» Raw records

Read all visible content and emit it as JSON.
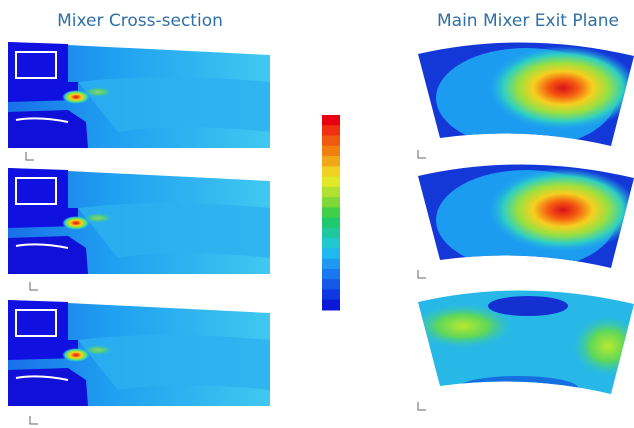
{
  "left_title": "Mixer Cross-section",
  "right_title": "Main Mixer Exit Plane"
}
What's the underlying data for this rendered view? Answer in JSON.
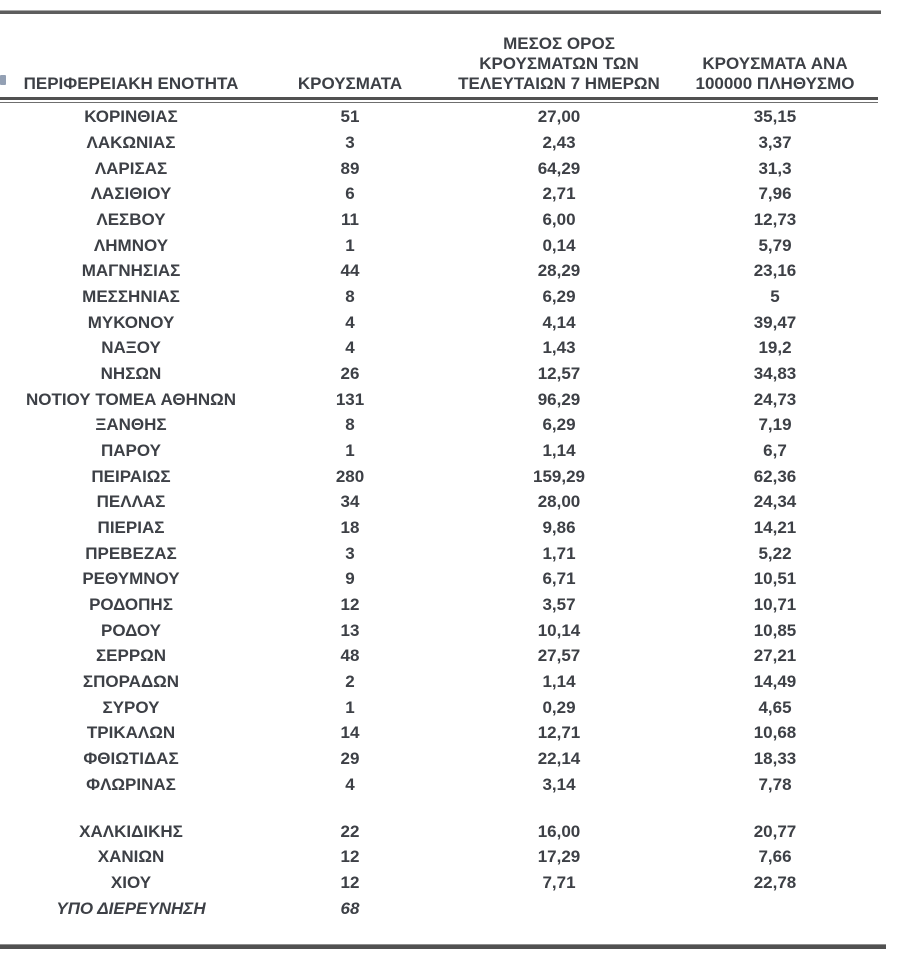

» Your task
Every record gets retyped exactly; no picture goes into the copy.

» Finished answer
Read all visible content and emit it as JSON.
{
  "left_title": "Mixer Cross-section",
  "right_title": "Main Mixer Exit Plane"
}
What's the underlying data for this rendered view? Answer in JSON.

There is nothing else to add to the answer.